(Data extracted from a collection)
━━━━━━━━━━━━━━━━

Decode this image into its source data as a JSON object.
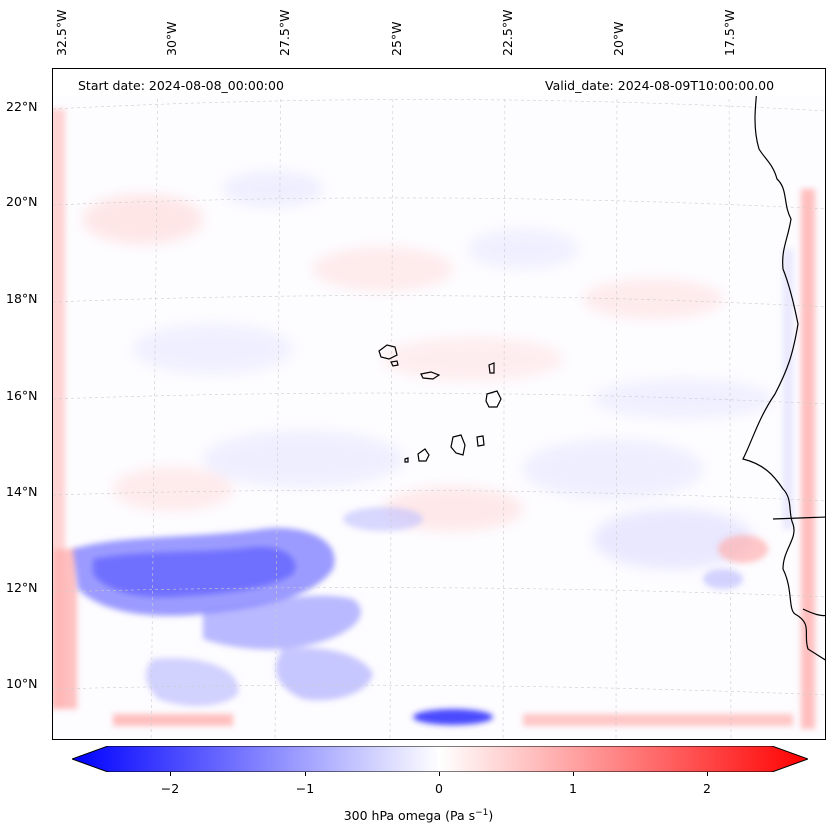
{
  "map": {
    "region": "Eastern tropical North Atlantic, Cape Verde and West African coast",
    "lon_labels": [
      "32.5°W",
      "30°W",
      "27.5°W",
      "25°W",
      "22.5°W",
      "20°W",
      "17.5°W"
    ],
    "lat_labels": [
      "22°N",
      "20°N",
      "18°N",
      "16°N",
      "14°N",
      "12°N",
      "10°N"
    ],
    "start_date": "Start date: 2024-08-08_00:00:00",
    "valid_date": "Valid_date: 2024-08-09T10:00:00.00",
    "field": "300 hPa omega",
    "colors": {
      "negative": "#0000ff",
      "zero": "#ffffff",
      "positive": "#ff0000",
      "coast": "#000000",
      "grid": "#cccccc"
    },
    "colormap": "bwr"
  },
  "colorbar": {
    "ticks": [
      "−2",
      "−1",
      "0",
      "1",
      "2"
    ],
    "range": [
      -2.6,
      2.6
    ],
    "label_text": "300 hPa omega (Pa s",
    "label_sup": "−1",
    "label_close": ")"
  }
}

━━━━━━━━━━━━━━━━

### PROBLEM TO SOLVE
Make an exact copy of every entry above, minus the images.

### THE RESPONSE
Decode this image into its source data as a JSON object.
{
  "map": {
    "region": "Eastern tropical North Atlantic, Cape Verde and West African coast",
    "lon_labels": [
      "32.5°W",
      "30°W",
      "27.5°W",
      "25°W",
      "22.5°W",
      "20°W",
      "17.5°W"
    ],
    "lat_labels": [
      "22°N",
      "20°N",
      "18°N",
      "16°N",
      "14°N",
      "12°N",
      "10°N"
    ],
    "start_date": "Start date: 2024-08-08_00:00:00",
    "valid_date": "Valid_date: 2024-08-09T10:00:00.00",
    "field": "300 hPa omega",
    "colors": {
      "negative": "#0000ff",
      "zero": "#ffffff",
      "positive": "#ff0000",
      "coast": "#000000",
      "grid": "#cccccc"
    },
    "colormap": "bwr"
  },
  "colorbar": {
    "ticks": [
      "−2",
      "−1",
      "0",
      "1",
      "2"
    ],
    "range": [
      -2.6,
      2.6
    ],
    "label_text": "300 hPa omega (Pa s",
    "label_sup": "−1",
    "label_close": ")"
  }
}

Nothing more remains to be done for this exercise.